Start of Data for this exercise

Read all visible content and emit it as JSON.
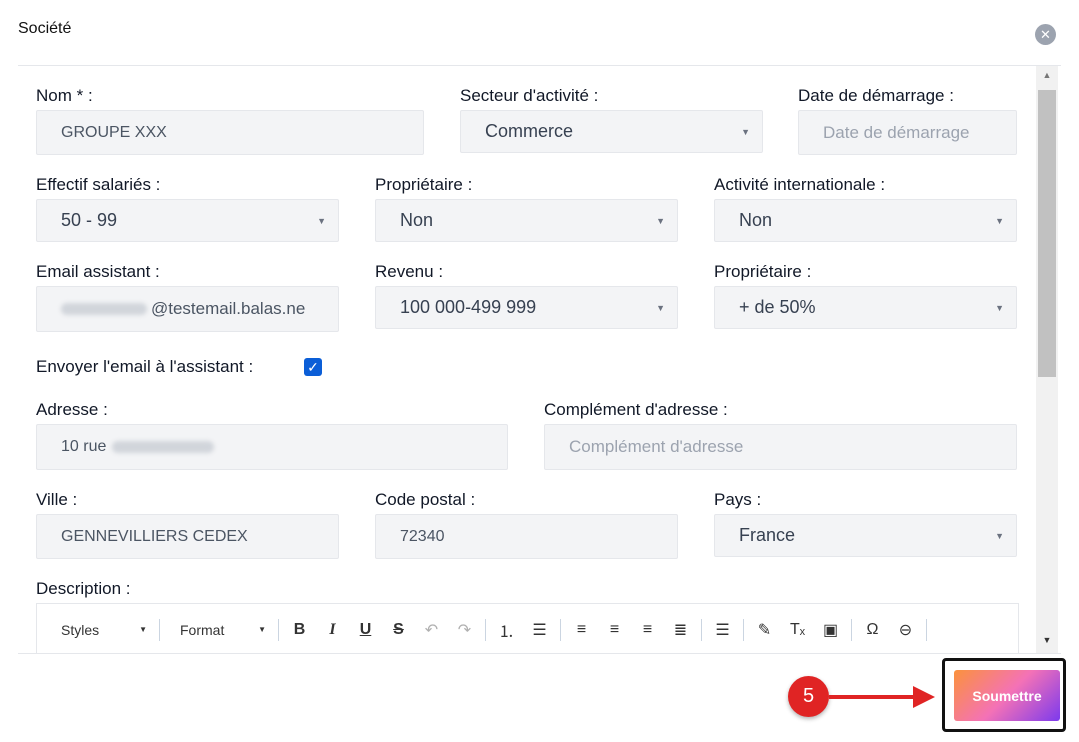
{
  "modal": {
    "title": "Société",
    "close_glyph": "✕"
  },
  "form": {
    "nom": {
      "label": "Nom * :",
      "value": "GROUPE XXX"
    },
    "secteur": {
      "label": "Secteur d'activité :",
      "value": "Commerce"
    },
    "date_demarrage": {
      "label": "Date de démarrage :",
      "placeholder": "Date de démarrage"
    },
    "effectif": {
      "label": "Effectif salariés :",
      "value": "50 - 99"
    },
    "proprietaire_1": {
      "label": "Propriétaire :",
      "value": "Non"
    },
    "activite_internationale": {
      "label": "Activité internationale :",
      "value": "Non"
    },
    "email_assistant": {
      "label": "Email assistant :",
      "value_visible": "@testemail.balas.ne"
    },
    "revenu": {
      "label": "Revenu :",
      "value": "100 000-499 999"
    },
    "proprietaire_2": {
      "label": "Propriétaire :",
      "value": "+ de 50%"
    },
    "envoyer_email": {
      "label": "Envoyer l'email à l'assistant :",
      "checked": true,
      "check_glyph": "✓"
    },
    "adresse": {
      "label": "Adresse :",
      "value_visible": "10 rue"
    },
    "complement": {
      "label": "Complément d'adresse :",
      "placeholder": "Complément d'adresse"
    },
    "ville": {
      "label": "Ville :",
      "value": "GENNEVILLIERS CEDEX"
    },
    "code_postal": {
      "label": "Code postal :",
      "value": "72340"
    },
    "pays": {
      "label": "Pays :",
      "value": "France"
    },
    "description": {
      "label": "Description :"
    }
  },
  "editor_toolbar": {
    "styles_label": "Styles",
    "format_label": "Format",
    "buttons": [
      "bold-icon",
      "italic-icon",
      "underline-icon",
      "strikethrough-icon",
      "undo-icon",
      "redo-icon",
      "numbered-list-icon",
      "bulleted-list-icon",
      "align-left-icon",
      "align-center-icon",
      "align-right-icon",
      "justify-icon",
      "horizontal-rule-icon",
      "format-painter-icon",
      "clear-format-icon",
      "paste-word-icon",
      "special-char-icon",
      "link-icon"
    ]
  },
  "annotation": {
    "step_number": "5",
    "color": "#e02424"
  },
  "footer": {
    "submit_label": "Soumettre"
  },
  "colors": {
    "checkbox": "#0b5ed7",
    "submit_gradient_start": "#fb923c",
    "submit_gradient_end": "#7c3aed"
  }
}
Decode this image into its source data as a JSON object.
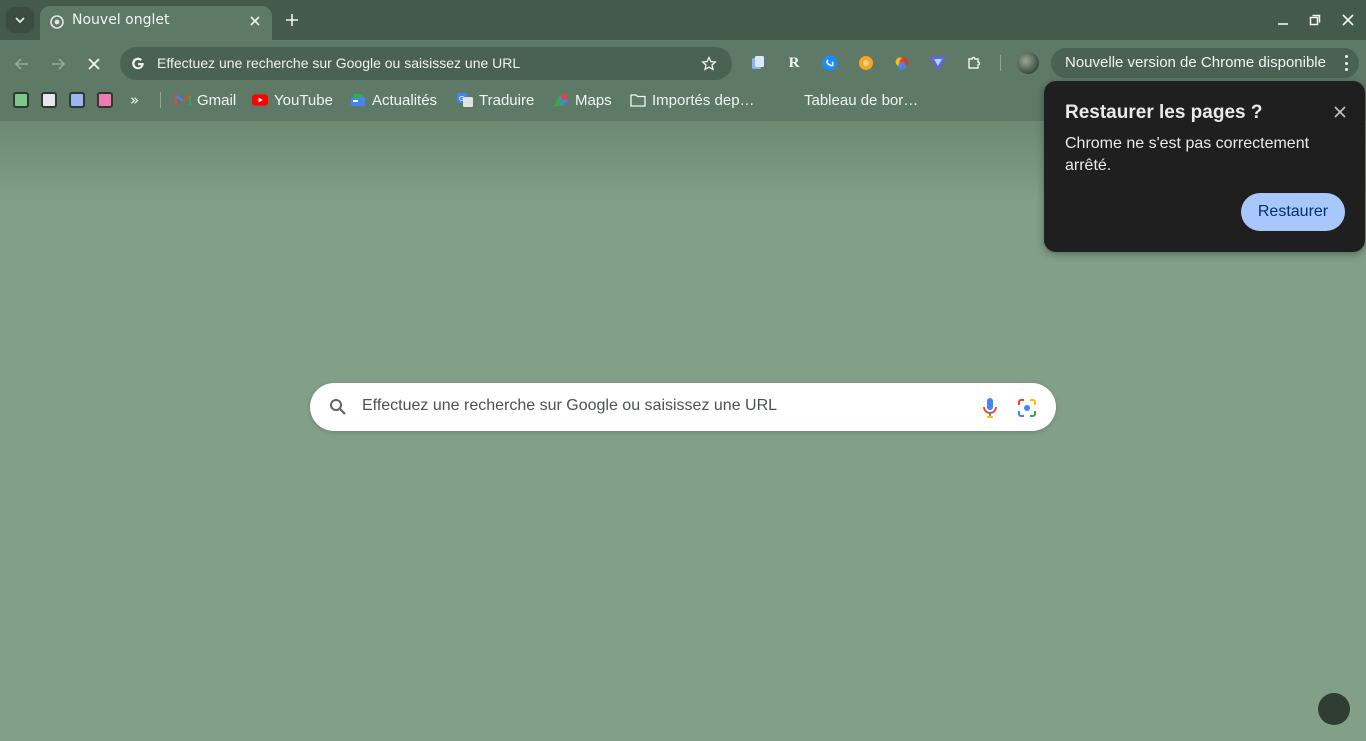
{
  "tab": {
    "title": "Nouvel onglet"
  },
  "omnibox": {
    "text": "Effectuez une recherche sur Google ou saisissez une URL"
  },
  "update": {
    "label": "Nouvelle version de Chrome disponible"
  },
  "bookmarks": {
    "more": "»",
    "items": [
      {
        "label": "Gmail",
        "icon": "gmail-icon"
      },
      {
        "label": "YouTube",
        "icon": "youtube-icon"
      },
      {
        "label": "Actualités",
        "icon": "news-icon"
      },
      {
        "label": "Traduire",
        "icon": "translate-icon"
      },
      {
        "label": "Maps",
        "icon": "maps-icon"
      },
      {
        "label": "Importés dep…",
        "icon": "folder-icon"
      },
      {
        "label": "Tableau de bor…",
        "icon": "none"
      }
    ],
    "app_colors": [
      "#7bc98a",
      "#e8e4ec",
      "#9bb6f2",
      "#f07ab4"
    ]
  },
  "search": {
    "placeholder": "Effectuez une recherche sur Google ou saisissez une URL"
  },
  "popup": {
    "title": "Restaurer les pages ?",
    "body": "Chrome ne s'est pas correctement arrêté.",
    "button": "Restaurer"
  },
  "colors": {
    "page_bg": "#829f88",
    "toolbar_bg": "#5e7a66",
    "popup_bg": "#1f1f1f",
    "accent_button": "#a8c7fa"
  }
}
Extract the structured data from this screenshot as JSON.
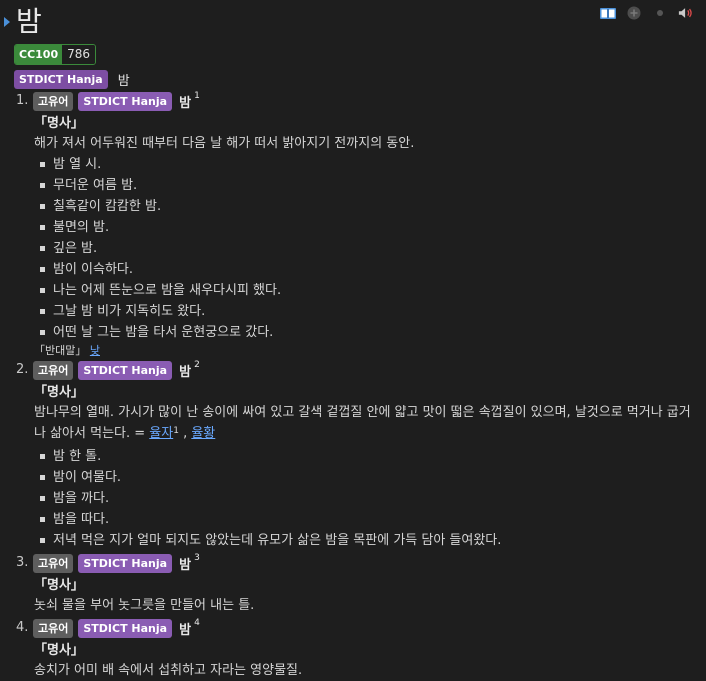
{
  "headword": "밤",
  "toolbar": {
    "icons": [
      "book-icon",
      "plus-circle-icon",
      "dot-icon",
      "speaker-icon"
    ],
    "colors": {
      "book": "#4a90d9",
      "speaker": "#d94a4a"
    }
  },
  "frequency_tag": {
    "label": "CC100",
    "value": "786"
  },
  "hanja_row": {
    "badge": "STDICT Hanja",
    "text": "밤"
  },
  "senses": [
    {
      "number": "1.",
      "origin_badge": "고유어",
      "source_badge": "STDICT Hanja",
      "headword": "밤",
      "superscript": "1",
      "pos": "「명사」",
      "definition": "해가 져서 어두워진 때부터 다음 날 해가 떠서 밝아지기 전까지의 동안.",
      "examples": [
        "밤 열 시.",
        "무더운 여름 밤.",
        "칠흑같이 캄캄한 밤.",
        "불면의 밤.",
        "깊은 밤.",
        "밤이 이슥하다.",
        "나는 어제 뜬눈으로 밤을 새우다시피 했다.",
        "그날 밤 비가 지독히도 왔다.",
        "어떤 날 그는 밤을 타서 운현궁으로 갔다."
      ],
      "antonym_label": "「반대말」",
      "antonym_link": "낮"
    },
    {
      "number": "2.",
      "origin_badge": "고유어",
      "source_badge": "STDICT Hanja",
      "headword": "밤",
      "superscript": "2",
      "pos": "「명사」",
      "definition": "밤나무의 열매. 가시가 많이 난 송이에 싸여 있고 갈색 겉껍질 안에 얇고 맛이 떫은 속껍질이 있으며, 날것으로 먹거나 굽거나 삶아서 먹는다. = ",
      "synonyms": [
        {
          "text": "율자",
          "sup": "1"
        },
        {
          "text": "율황",
          "sup": ""
        }
      ],
      "synonym_sep": " , ",
      "examples": [
        "밤 한 톨.",
        "밤이 여물다.",
        "밤을 까다.",
        "밤을 따다.",
        "저녁 먹은 지가 얼마 되지도 않았는데 유모가 삶은 밤을 목판에 가득 담아 들여왔다."
      ]
    },
    {
      "number": "3.",
      "origin_badge": "고유어",
      "source_badge": "STDICT Hanja",
      "headword": "밤",
      "superscript": "3",
      "pos": "「명사」",
      "definition": "놋쇠 물을 부어 놋그릇을 만들어 내는 틀."
    },
    {
      "number": "4.",
      "origin_badge": "고유어",
      "source_badge": "STDICT Hanja",
      "headword": "밤",
      "superscript": "4",
      "pos": "「명사」",
      "definition": "송치가 어미 배 속에서 섭취하고 자라는 영양물질."
    }
  ]
}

End of Data for this exercise

Direction
Return only the number of lines in the entries that contain the string "Restaurer".

Problem solution
2